◆ Your instructions: Copy out all the entries exactly.
---------- Records for this task
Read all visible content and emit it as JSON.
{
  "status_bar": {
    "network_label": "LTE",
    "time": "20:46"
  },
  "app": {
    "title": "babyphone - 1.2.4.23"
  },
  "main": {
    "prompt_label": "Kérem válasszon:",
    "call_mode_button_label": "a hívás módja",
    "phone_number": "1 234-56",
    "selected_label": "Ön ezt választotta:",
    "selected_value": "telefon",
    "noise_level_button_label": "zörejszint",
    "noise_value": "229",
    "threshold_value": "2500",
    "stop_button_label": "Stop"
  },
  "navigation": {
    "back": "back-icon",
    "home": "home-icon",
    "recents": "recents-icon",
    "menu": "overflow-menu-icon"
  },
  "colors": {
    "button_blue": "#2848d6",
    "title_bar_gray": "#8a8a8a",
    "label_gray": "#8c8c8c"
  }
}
--------------------
◆ Correct answer:
Read all visible content and emit it as JSON.
{
  "status_bar": {
    "network_label": "LTE",
    "time": "20:46"
  },
  "app": {
    "title": "babyphone - 1.2.4.23"
  },
  "main": {
    "prompt_label": "Kérem válasszon:",
    "call_mode_button_label": "a hívás módja",
    "phone_number": "1 234-56",
    "selected_label": "Ön ezt választotta:",
    "selected_value": "telefon",
    "noise_level_button_label": "zörejszint",
    "noise_value": "229",
    "threshold_value": "2500",
    "stop_button_label": "Stop"
  },
  "navigation": {
    "back": "back-icon",
    "home": "home-icon",
    "recents": "recents-icon",
    "menu": "overflow-menu-icon"
  },
  "colors": {
    "button_blue": "#2848d6",
    "title_bar_gray": "#8a8a8a",
    "label_gray": "#8c8c8c"
  }
}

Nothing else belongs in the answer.